◆ Problem requirements ◆
From the DTrace transcript below, list every operating system it mentions as one where DTrace runs, partly runs, or is being ported.

So one of the most powerful things in tracing is generating flame graphs. Here we have an example of flame graph. This is basically a visualization of stack of the user stack or calendar stack. Here we have a visualization of the Postgres.
So we can basically see how long our process was spending time in which function. So for example, we have to type standard executor run, which is a Postgres function, which we see that all the time was spent in this function, but we also see the smaller functions like parse stacks
and how much our Postgres spent time in this function. So this allows us to profile our applications, see where we are lacking the performance. Flame graphs was maybe not designed, but was mostly populated by Brian Gregg.
This is a guy who is the guy of the tracing. So he prepared a very simple two scripts which you can run on your D-trace output and generate the flame graphs. To be fair, flame graphs are not dedicated to D-trace. You can also generate flame graphs
from perf or whatever tracing tool you are using, but it's very simple to do it with D-trace. Fair warning, you need to remember to adjust stack frames, which is variable for how many functions should be reported when
we call stack functions, so the stack for the kernel, or U-stack and J-stack if you are tracing the user programs. Because otherwise, you can get something like that, which looks like a flame graph, but it's a little bit broken flame graph
because that stack was truncated at some point. And you can see that this function call is basically the same like this. We have a postmaster main, and here we have postmaster main, close postmaster ports, close postmaster code. But the output of our stack was truncated,
so there wasn't enough information. So the script generating the flame graph was thinking that this is basically the separate call of the functions, the separate information. So please remember about adjusting those values. So what is also very interesting,
we can even cast our memory to structure, so we are able to read some variables from structural if we want to. So here we have some structure. We assign some function, some values to this structure,
and we call full function. So we create a probe on the full entry. So we copy the memory from our zero, which is our structure. We cast it to the test function, and we print the values like normal in C. What is the most interesting thing?
We basically can do the pre-processing, so we basically just include our header that we want to. So we don't need to do some fancy things and copy, paste, translate it to the GTrace struct or whatever. We can just include the header. So where can I use it? Of course, you can use it on FreeBSD.
You can use it on Mac OS. You can kind of use it on NetBSD. We heard that there are some problems, so maybe we don't recommend that, but you can. I didn't mention that, but DTrace was originally designed in stand microsystem. So of course, you can use it on Solaris. There are also some work on porting DTrace to Linux.
We didn't test it, so we cannot really recommend that. But what is the most interesting thing? Maybe you will be able to use DTrace on Windows. There are some work from Microsoft to port DTrace to Windows. So if this will be happened, then you can use basically DTrace on every modern operating system.

◆ Data block ◆

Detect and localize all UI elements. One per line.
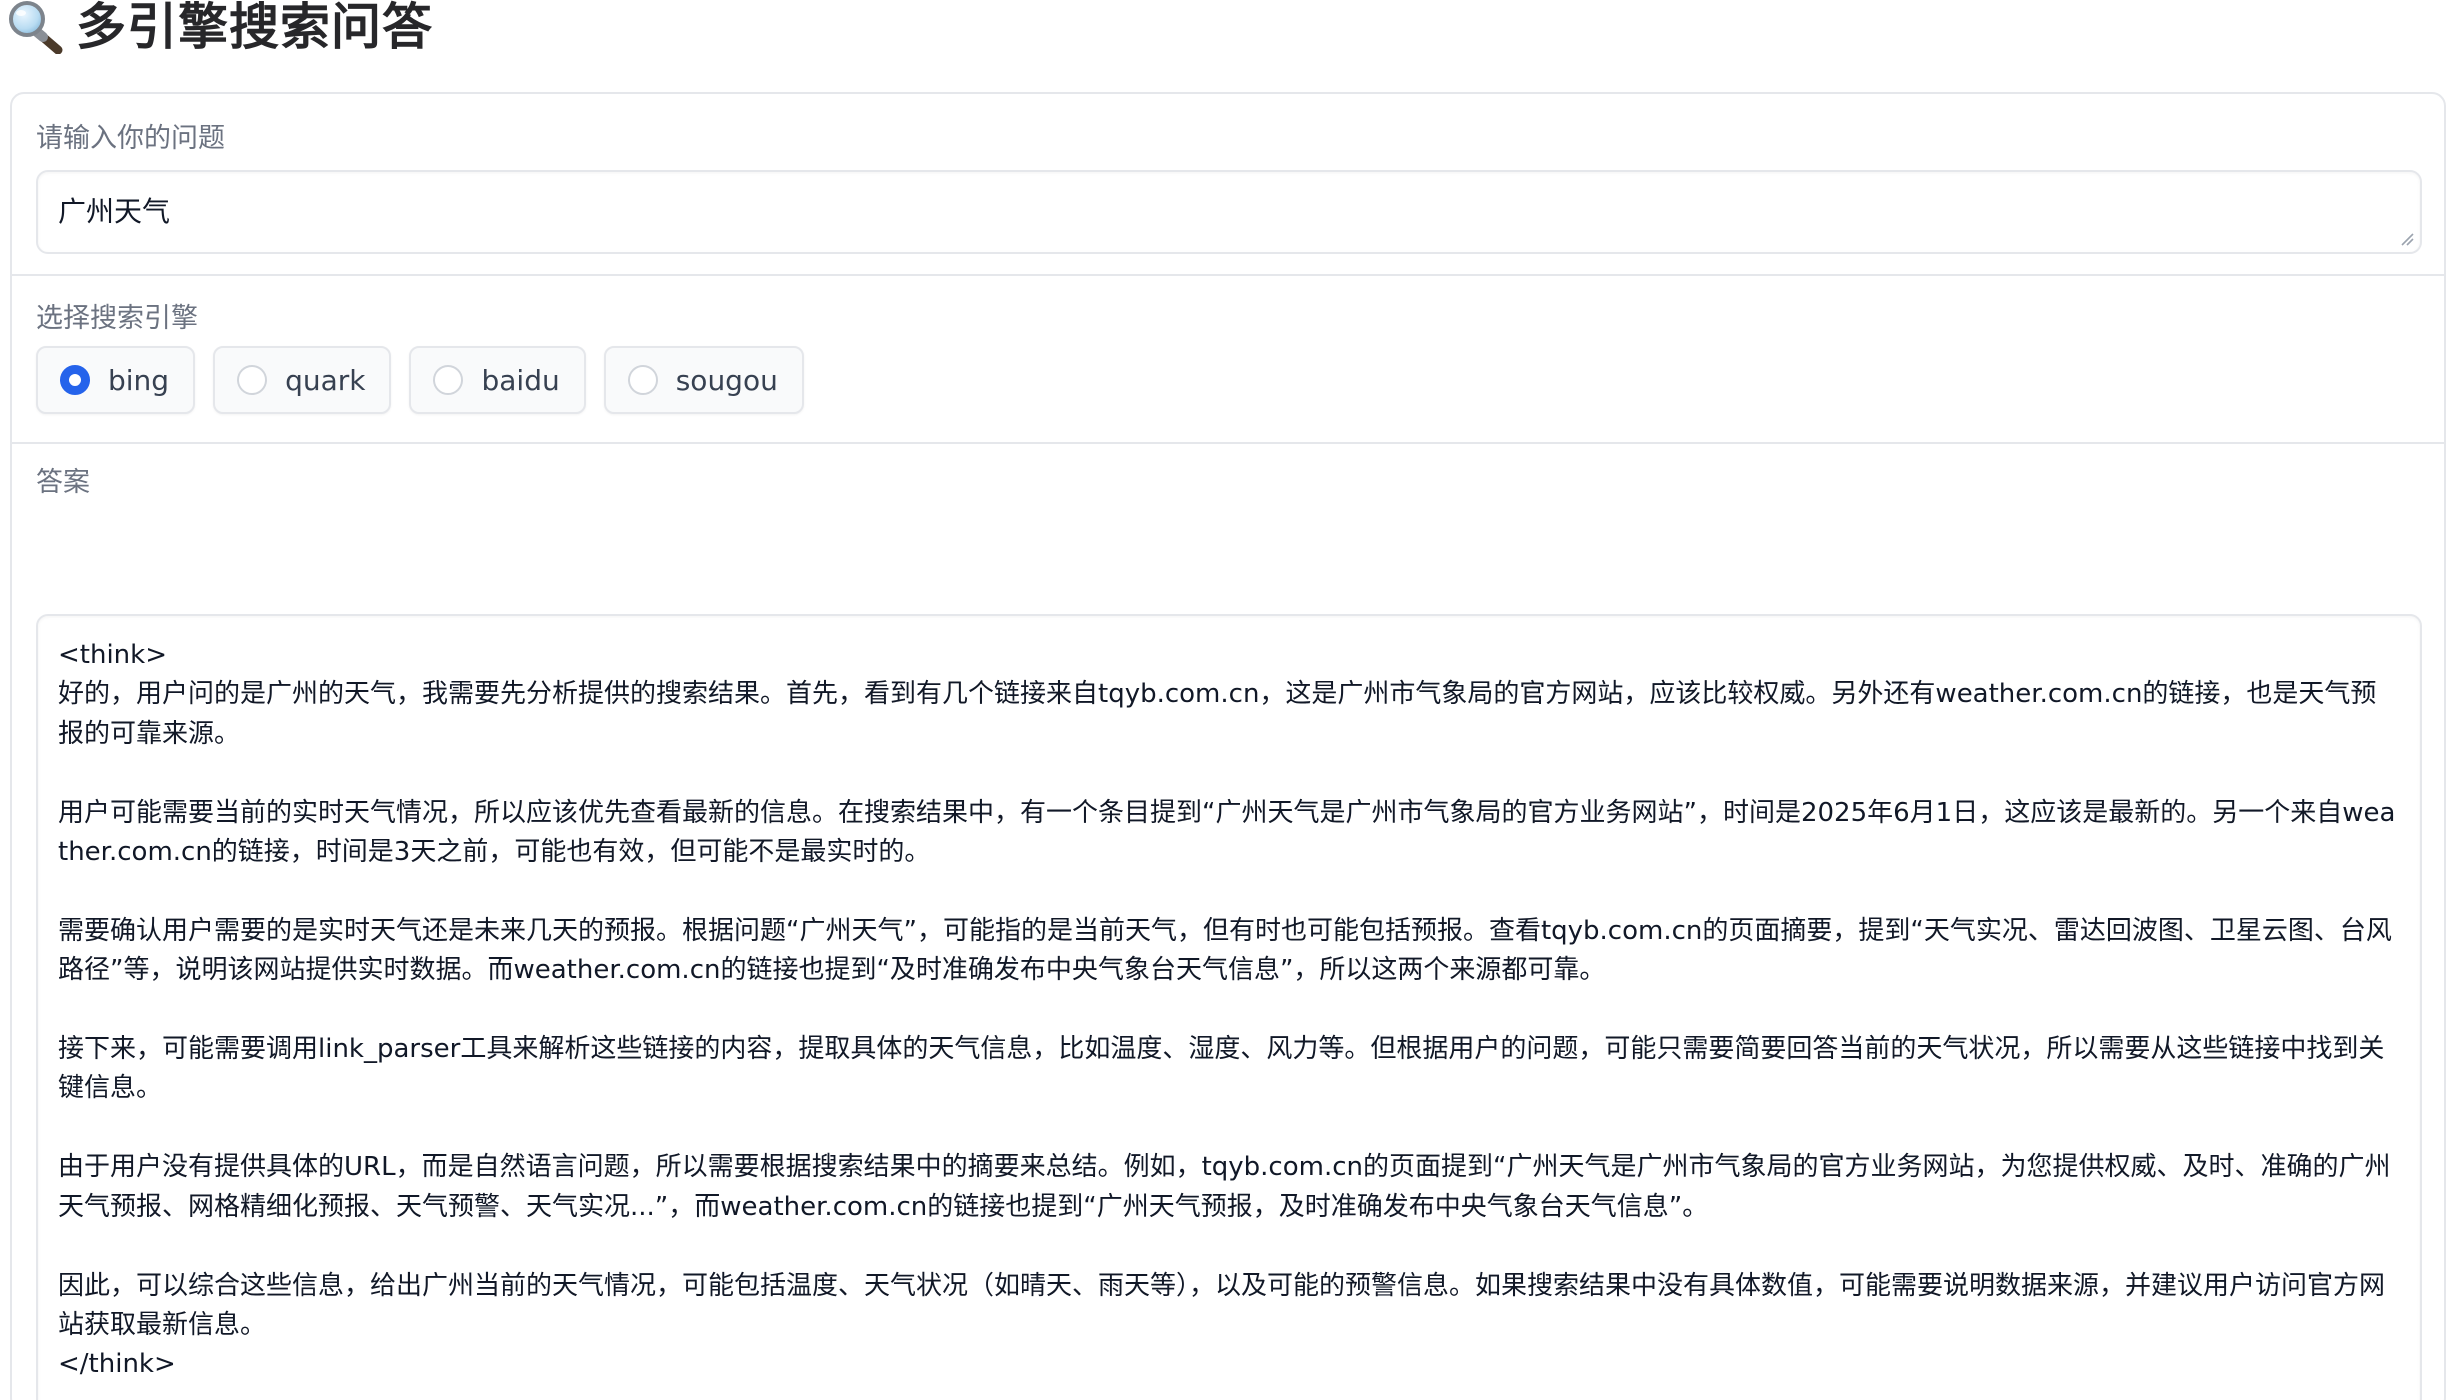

◆ Exercise answer ◆
FreeBSD, Mac OS, NetBSD, Solaris, Linux, Windows